#### To do:
Look through the listing below and give the number of lines that hold "OBSAH". Say nothing more.

□ □ □ □ □

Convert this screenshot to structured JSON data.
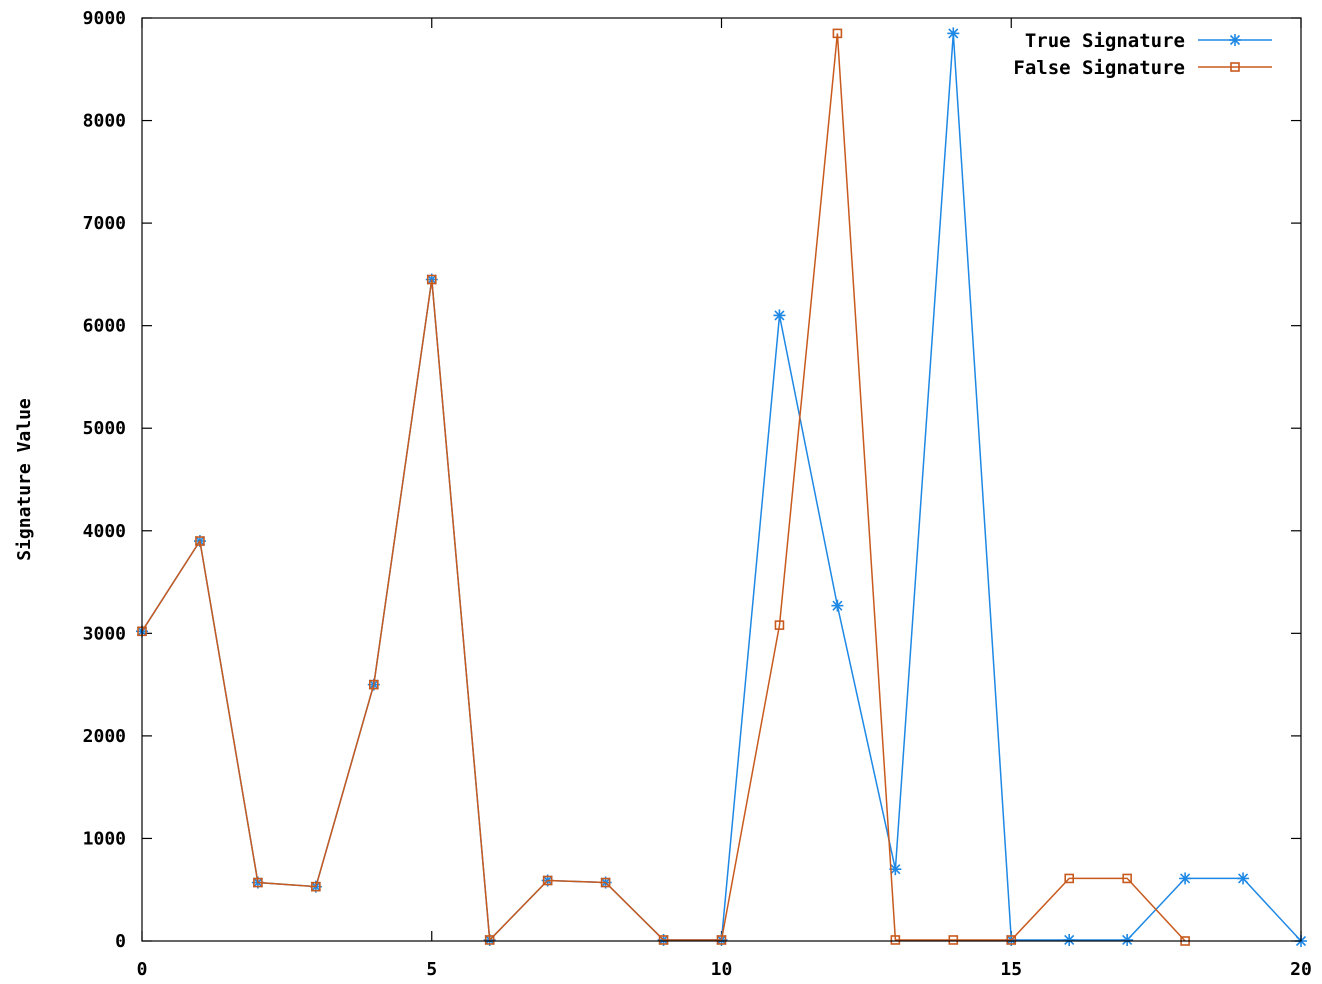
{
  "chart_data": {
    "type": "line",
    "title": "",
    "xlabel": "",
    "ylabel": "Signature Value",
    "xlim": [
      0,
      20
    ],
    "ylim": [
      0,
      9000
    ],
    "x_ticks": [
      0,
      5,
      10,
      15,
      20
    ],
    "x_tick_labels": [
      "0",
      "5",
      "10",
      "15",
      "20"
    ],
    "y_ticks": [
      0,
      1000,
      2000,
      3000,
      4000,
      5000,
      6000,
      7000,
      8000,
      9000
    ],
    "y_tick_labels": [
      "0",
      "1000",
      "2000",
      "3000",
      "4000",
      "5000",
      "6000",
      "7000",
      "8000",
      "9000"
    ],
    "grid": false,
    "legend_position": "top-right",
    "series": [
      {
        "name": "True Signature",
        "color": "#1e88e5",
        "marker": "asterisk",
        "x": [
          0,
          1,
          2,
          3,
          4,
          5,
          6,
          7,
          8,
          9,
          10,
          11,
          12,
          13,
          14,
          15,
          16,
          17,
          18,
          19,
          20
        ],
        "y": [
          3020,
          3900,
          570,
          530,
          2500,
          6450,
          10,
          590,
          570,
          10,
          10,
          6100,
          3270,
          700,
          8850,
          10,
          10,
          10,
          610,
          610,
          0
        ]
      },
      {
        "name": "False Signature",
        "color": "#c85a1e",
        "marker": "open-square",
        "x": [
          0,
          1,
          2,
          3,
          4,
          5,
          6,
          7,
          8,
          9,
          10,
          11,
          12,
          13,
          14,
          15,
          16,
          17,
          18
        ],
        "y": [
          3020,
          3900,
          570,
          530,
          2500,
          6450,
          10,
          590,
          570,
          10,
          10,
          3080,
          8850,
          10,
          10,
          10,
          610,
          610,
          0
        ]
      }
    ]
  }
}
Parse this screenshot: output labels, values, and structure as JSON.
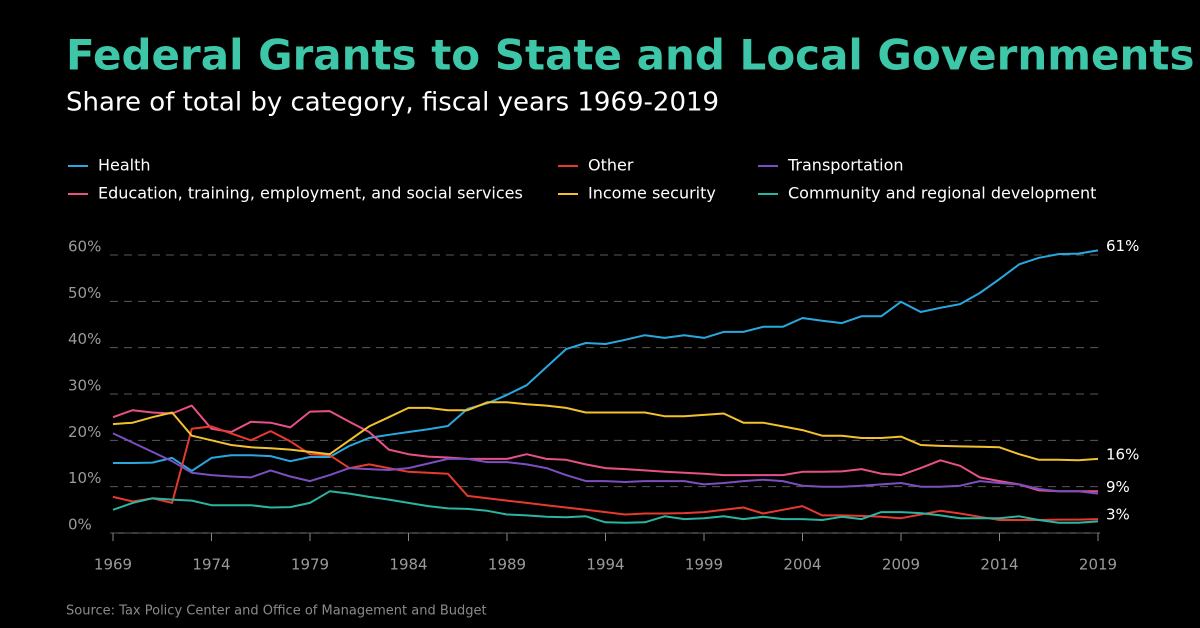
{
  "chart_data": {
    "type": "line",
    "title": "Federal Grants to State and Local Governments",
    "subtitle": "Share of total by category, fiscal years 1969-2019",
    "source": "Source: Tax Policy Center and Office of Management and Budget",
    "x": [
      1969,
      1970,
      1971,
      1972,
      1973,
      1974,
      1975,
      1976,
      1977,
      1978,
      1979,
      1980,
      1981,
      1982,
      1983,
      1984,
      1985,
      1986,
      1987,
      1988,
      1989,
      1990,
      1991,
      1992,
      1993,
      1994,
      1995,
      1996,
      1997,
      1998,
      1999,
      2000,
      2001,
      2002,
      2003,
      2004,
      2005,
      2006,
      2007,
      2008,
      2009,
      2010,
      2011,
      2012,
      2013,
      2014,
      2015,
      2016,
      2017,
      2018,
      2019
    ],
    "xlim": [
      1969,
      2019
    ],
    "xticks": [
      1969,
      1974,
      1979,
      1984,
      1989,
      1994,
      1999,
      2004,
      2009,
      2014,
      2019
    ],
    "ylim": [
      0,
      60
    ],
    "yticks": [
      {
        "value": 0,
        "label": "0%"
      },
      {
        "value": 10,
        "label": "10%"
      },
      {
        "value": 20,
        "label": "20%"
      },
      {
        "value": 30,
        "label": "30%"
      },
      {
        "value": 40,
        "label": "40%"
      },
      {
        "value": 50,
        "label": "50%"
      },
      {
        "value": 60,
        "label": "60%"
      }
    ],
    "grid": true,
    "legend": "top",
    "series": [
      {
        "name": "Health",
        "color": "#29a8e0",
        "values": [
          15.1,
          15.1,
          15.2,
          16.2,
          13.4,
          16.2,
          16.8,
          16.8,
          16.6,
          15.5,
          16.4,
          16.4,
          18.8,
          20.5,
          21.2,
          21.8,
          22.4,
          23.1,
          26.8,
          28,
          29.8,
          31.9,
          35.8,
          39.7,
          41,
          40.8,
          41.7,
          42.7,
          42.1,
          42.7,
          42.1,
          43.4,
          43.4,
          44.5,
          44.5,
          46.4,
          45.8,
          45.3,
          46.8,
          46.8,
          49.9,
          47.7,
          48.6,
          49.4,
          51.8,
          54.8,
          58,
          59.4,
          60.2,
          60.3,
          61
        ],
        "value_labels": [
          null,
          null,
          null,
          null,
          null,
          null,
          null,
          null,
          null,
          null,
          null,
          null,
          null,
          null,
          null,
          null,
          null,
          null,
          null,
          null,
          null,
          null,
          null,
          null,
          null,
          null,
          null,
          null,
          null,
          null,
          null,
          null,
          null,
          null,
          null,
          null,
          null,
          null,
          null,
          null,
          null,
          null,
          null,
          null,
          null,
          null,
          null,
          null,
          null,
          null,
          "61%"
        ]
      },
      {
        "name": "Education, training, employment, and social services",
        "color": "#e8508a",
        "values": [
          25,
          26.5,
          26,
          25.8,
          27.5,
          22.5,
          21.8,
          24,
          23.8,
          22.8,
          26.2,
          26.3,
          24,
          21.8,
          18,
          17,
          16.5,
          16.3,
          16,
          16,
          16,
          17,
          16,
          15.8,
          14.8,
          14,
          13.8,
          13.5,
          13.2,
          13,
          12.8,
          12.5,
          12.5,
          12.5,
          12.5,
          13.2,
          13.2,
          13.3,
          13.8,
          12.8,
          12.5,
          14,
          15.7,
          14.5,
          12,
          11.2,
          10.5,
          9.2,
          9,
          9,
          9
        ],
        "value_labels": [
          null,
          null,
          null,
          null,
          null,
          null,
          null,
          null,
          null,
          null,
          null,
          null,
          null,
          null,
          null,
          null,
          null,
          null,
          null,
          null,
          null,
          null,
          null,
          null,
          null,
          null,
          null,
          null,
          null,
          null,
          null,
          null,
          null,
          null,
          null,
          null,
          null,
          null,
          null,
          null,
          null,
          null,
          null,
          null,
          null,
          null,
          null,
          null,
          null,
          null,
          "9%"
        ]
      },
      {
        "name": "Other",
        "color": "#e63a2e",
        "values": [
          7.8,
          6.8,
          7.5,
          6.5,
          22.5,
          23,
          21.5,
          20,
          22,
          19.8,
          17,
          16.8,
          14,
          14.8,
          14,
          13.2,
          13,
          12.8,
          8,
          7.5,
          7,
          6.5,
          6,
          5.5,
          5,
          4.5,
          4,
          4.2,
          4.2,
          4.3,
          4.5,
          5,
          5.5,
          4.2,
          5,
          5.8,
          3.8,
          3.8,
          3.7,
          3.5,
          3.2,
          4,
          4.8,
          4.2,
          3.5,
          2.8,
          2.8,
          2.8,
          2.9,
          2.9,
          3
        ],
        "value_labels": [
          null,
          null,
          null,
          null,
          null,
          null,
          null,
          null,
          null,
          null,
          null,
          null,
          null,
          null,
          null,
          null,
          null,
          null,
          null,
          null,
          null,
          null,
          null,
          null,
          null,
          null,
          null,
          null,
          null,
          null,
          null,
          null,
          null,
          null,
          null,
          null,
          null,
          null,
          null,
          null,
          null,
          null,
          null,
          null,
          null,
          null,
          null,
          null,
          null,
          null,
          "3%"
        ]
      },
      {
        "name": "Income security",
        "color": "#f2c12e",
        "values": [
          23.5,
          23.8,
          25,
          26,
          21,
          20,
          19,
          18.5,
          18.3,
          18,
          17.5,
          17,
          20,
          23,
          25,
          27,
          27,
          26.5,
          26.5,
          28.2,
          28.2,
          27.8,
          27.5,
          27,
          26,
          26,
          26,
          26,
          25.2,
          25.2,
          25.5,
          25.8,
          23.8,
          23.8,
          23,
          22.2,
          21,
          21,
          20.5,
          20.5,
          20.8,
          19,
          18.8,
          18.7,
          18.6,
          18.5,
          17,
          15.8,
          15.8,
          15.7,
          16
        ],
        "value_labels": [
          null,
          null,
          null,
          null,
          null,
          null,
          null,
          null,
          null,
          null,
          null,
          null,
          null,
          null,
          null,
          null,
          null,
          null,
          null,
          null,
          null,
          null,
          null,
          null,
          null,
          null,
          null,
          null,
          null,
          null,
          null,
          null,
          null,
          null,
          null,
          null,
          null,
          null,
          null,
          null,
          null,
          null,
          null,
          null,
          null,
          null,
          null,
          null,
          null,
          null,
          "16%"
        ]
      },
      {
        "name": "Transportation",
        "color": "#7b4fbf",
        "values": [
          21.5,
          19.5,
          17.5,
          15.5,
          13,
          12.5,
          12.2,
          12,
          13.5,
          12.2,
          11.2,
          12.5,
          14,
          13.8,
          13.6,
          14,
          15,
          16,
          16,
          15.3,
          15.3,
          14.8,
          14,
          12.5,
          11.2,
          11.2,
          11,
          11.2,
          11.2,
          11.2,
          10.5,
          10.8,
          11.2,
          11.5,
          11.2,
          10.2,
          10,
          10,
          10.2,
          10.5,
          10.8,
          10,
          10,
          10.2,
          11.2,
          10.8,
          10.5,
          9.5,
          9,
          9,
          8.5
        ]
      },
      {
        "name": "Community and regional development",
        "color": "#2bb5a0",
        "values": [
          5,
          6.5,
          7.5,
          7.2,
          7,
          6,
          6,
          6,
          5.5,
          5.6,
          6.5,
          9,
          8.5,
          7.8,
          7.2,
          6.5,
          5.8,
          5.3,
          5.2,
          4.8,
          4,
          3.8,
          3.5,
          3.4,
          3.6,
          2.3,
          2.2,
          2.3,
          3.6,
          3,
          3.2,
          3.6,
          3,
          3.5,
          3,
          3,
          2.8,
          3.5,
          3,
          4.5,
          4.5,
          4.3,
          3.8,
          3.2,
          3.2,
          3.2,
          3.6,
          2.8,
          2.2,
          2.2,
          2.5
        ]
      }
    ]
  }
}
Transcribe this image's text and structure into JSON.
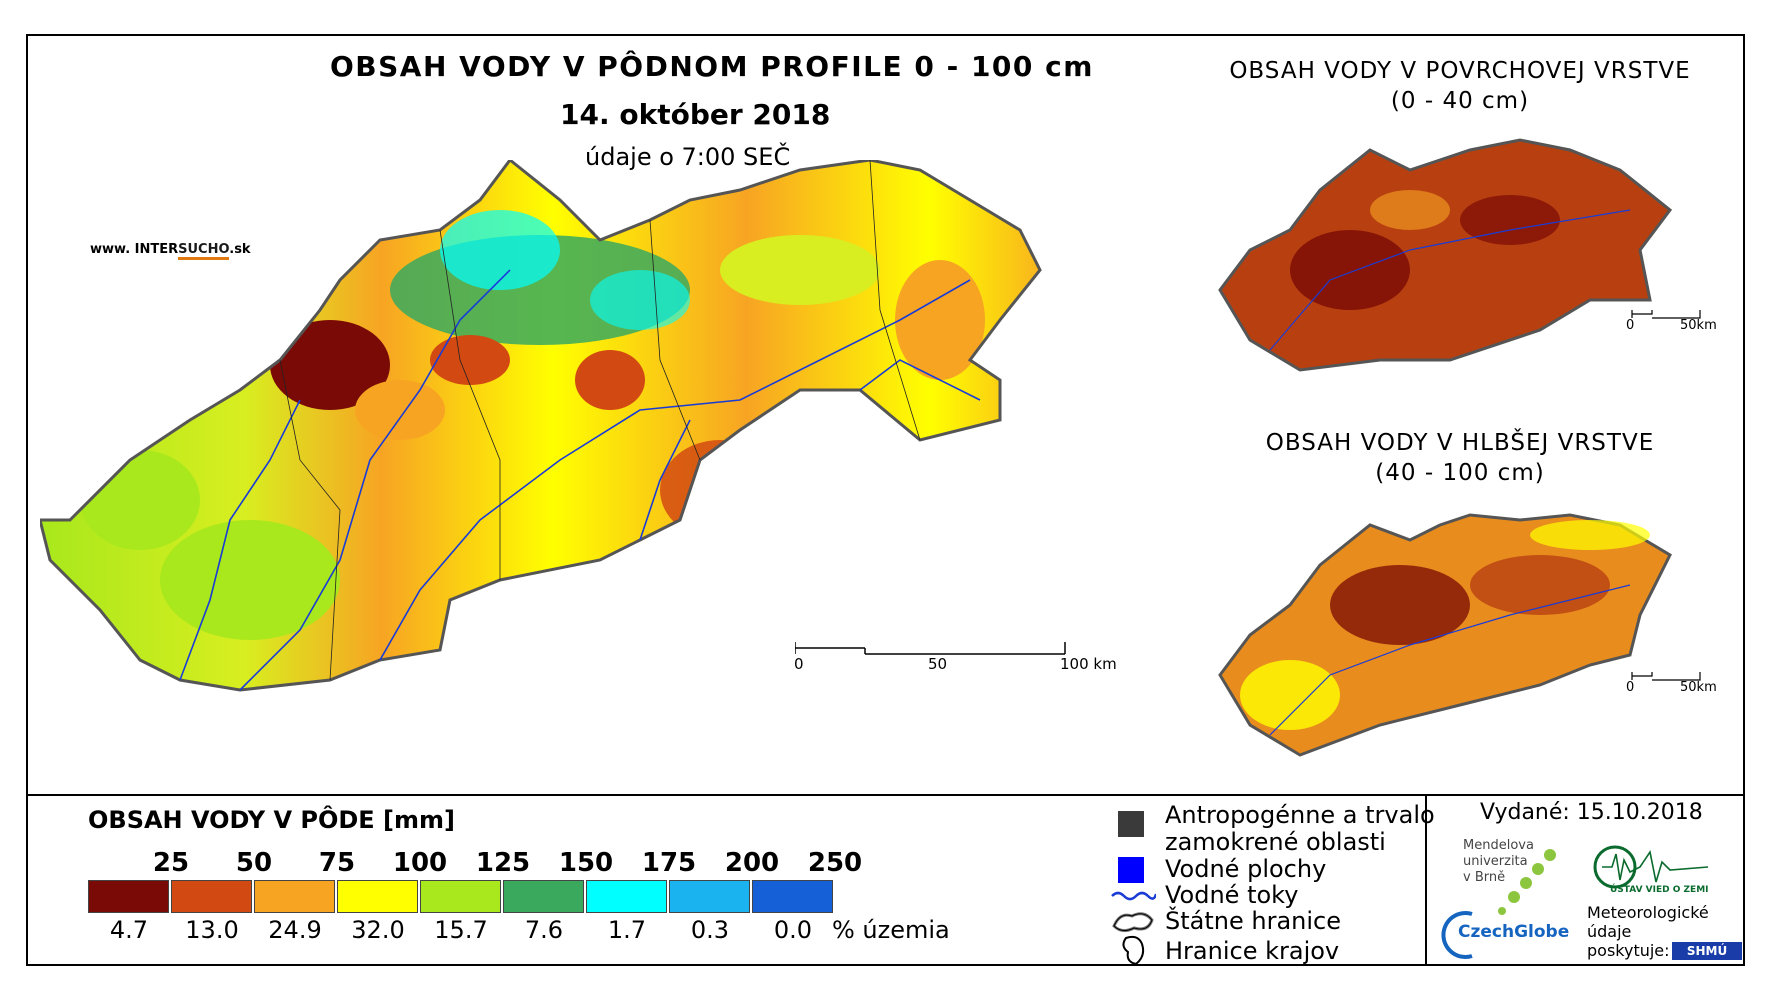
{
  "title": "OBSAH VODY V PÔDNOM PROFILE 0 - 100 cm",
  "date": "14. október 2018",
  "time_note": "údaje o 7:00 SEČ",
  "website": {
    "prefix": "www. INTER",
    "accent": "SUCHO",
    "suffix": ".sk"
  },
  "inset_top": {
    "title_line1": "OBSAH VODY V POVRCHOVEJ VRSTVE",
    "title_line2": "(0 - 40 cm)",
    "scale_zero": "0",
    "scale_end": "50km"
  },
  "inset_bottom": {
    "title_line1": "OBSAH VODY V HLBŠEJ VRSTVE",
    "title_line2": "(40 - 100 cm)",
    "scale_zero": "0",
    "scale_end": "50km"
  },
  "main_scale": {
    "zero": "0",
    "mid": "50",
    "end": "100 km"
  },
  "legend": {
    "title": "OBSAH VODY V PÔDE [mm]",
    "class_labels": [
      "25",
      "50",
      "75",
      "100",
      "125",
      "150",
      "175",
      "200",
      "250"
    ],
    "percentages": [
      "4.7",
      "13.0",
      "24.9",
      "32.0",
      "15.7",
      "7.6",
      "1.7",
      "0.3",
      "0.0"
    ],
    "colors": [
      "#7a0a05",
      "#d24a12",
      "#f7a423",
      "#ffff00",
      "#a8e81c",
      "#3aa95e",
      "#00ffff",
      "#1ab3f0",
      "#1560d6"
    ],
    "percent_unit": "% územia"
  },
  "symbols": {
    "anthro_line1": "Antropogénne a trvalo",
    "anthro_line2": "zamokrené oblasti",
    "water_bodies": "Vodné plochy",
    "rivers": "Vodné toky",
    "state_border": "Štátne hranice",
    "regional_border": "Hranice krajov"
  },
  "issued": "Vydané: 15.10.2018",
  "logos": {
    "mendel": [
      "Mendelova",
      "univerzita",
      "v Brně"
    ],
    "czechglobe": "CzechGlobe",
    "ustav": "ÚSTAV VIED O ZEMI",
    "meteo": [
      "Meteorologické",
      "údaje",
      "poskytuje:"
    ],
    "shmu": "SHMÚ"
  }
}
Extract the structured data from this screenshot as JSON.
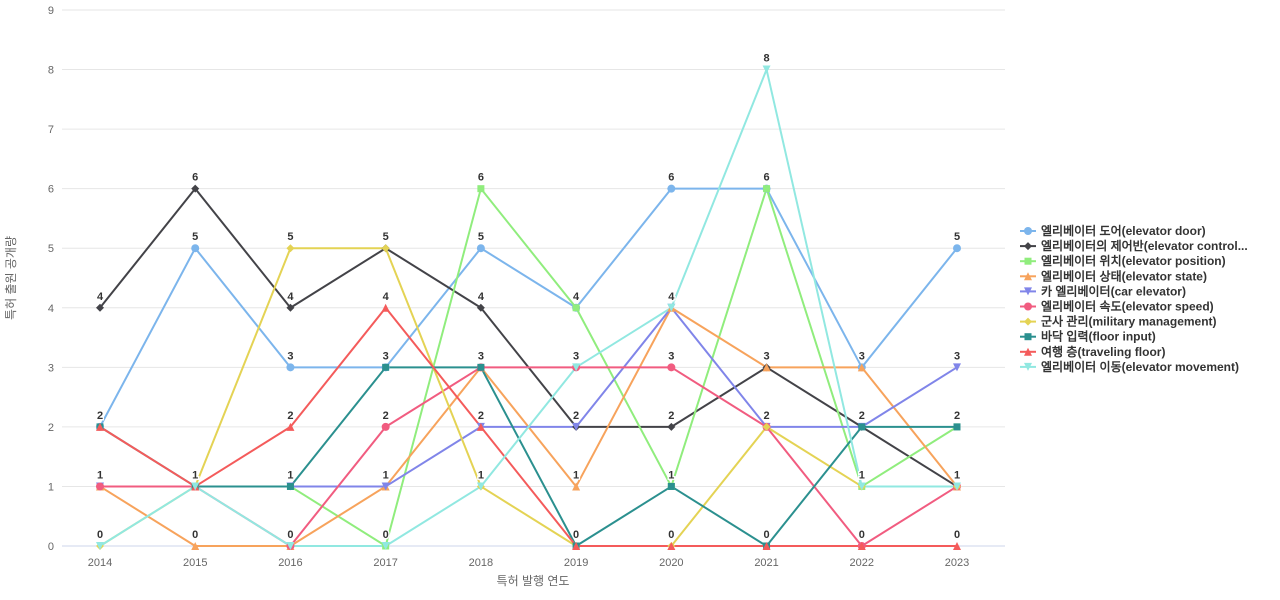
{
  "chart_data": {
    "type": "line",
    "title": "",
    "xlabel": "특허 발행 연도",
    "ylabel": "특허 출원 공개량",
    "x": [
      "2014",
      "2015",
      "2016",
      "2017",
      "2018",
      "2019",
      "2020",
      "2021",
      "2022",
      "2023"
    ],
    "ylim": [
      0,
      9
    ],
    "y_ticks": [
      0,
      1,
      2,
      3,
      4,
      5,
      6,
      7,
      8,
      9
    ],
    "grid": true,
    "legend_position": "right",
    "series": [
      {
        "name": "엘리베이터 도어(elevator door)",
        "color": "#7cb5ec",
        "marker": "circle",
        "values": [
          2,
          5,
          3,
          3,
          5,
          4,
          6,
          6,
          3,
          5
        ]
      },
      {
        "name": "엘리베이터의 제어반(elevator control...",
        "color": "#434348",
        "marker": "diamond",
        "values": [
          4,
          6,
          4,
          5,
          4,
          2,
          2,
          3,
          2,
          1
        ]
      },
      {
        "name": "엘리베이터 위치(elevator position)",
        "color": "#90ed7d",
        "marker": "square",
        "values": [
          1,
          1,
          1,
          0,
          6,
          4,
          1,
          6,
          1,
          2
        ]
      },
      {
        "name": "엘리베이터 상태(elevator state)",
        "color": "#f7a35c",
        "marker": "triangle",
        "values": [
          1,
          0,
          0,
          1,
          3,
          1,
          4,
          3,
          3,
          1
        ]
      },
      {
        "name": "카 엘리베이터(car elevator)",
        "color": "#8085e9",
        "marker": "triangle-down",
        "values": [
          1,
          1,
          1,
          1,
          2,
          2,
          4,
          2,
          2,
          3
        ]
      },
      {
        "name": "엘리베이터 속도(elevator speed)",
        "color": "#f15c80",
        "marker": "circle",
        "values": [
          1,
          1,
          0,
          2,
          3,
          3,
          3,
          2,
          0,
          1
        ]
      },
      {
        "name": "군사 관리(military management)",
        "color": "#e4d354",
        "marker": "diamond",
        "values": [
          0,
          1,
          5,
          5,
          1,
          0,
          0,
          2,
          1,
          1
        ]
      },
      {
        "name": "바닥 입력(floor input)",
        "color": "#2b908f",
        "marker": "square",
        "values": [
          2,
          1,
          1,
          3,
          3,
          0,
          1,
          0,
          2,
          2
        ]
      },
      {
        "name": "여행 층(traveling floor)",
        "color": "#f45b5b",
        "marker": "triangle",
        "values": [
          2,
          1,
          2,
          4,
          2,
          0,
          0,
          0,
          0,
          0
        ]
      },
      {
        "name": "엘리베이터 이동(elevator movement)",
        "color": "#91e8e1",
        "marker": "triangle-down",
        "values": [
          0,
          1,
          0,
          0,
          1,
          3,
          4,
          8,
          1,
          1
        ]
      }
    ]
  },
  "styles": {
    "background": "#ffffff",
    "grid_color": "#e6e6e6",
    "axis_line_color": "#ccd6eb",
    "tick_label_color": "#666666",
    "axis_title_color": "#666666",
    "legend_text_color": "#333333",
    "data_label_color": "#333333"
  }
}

□ □ □ □ □

#### Finished exercise:
4